(Stored data entries)
— BEGIN —
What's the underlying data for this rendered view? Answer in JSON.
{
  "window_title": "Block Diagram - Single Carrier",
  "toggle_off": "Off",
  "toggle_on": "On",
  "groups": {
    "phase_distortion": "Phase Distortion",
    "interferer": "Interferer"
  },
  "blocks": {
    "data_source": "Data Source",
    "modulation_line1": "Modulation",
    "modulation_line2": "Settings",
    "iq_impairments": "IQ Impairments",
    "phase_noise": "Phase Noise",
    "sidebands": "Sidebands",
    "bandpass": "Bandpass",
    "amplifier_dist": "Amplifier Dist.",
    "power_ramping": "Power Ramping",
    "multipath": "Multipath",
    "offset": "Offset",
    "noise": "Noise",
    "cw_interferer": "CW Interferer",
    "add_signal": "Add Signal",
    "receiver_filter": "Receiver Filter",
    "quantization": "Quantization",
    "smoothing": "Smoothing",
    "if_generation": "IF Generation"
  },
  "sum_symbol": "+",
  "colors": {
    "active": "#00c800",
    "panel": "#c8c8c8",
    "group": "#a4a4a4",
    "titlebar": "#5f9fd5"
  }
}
— END —
AIM: Recite the full listing above exactly.

OUTPUT FOR THIS EXERCISE:
What's the underlying data for this rendered view? Answer in JSON.
{
  "window_title": "Block Diagram - Single Carrier",
  "toggle_off": "Off",
  "toggle_on": "On",
  "groups": {
    "phase_distortion": "Phase Distortion",
    "interferer": "Interferer"
  },
  "blocks": {
    "data_source": "Data Source",
    "modulation_line1": "Modulation",
    "modulation_line2": "Settings",
    "iq_impairments": "IQ Impairments",
    "phase_noise": "Phase Noise",
    "sidebands": "Sidebands",
    "bandpass": "Bandpass",
    "amplifier_dist": "Amplifier Dist.",
    "power_ramping": "Power Ramping",
    "multipath": "Multipath",
    "offset": "Offset",
    "noise": "Noise",
    "cw_interferer": "CW Interferer",
    "add_signal": "Add Signal",
    "receiver_filter": "Receiver Filter",
    "quantization": "Quantization",
    "smoothing": "Smoothing",
    "if_generation": "IF Generation"
  },
  "sum_symbol": "+",
  "colors": {
    "active": "#00c800",
    "panel": "#c8c8c8",
    "group": "#a4a4a4",
    "titlebar": "#5f9fd5"
  }
}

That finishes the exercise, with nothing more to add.